++++ Data to process
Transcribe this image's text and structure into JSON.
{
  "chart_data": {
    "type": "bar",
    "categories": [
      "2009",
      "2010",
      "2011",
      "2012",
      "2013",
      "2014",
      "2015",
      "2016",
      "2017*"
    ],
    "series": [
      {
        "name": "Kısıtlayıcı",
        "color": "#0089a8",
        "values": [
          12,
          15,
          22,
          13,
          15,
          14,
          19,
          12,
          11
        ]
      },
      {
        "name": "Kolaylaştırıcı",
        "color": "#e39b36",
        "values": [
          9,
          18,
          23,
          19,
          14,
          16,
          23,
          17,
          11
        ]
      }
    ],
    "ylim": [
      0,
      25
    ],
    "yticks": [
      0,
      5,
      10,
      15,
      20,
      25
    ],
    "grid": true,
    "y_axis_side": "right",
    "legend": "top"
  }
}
++++++++
For each line in the data above that contains the string "name", extract the line.

Answer for this exercise:
        "name": "Kısıtlayıcı",
        "name": "Kolaylaştırıcı",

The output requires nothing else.